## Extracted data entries
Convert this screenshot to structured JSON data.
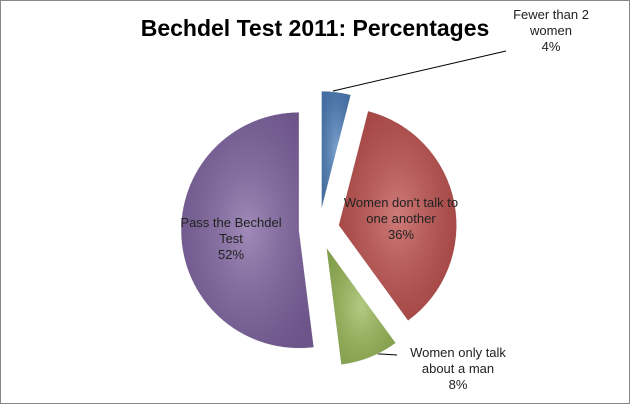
{
  "chart_data": {
    "type": "pie",
    "title": "Bechdel Test 2011: Percentages",
    "categories": [
      "Fewer than 2 women",
      "Women don't talk to one another",
      "Women only talk about a man",
      "Pass the Bechdel Test"
    ],
    "values": [
      4,
      36,
      8,
      52
    ],
    "value_labels": [
      "4%",
      "36%",
      "8%",
      "52%"
    ],
    "colors": [
      "#4f81bd",
      "#c0504d",
      "#9bbb59",
      "#8064a2"
    ]
  }
}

## Task
Images should not appear in the copy; retype the listing above exactly.

## Answer
Convert this screenshot to structured JSON data.
{
  "chart_data": {
    "type": "pie",
    "title": "Bechdel Test 2011: Percentages",
    "categories": [
      "Fewer than 2 women",
      "Women don't talk to one another",
      "Women only talk about a man",
      "Pass the Bechdel Test"
    ],
    "values": [
      4,
      36,
      8,
      52
    ],
    "value_labels": [
      "4%",
      "36%",
      "8%",
      "52%"
    ],
    "colors": [
      "#4f81bd",
      "#c0504d",
      "#9bbb59",
      "#8064a2"
    ]
  }
}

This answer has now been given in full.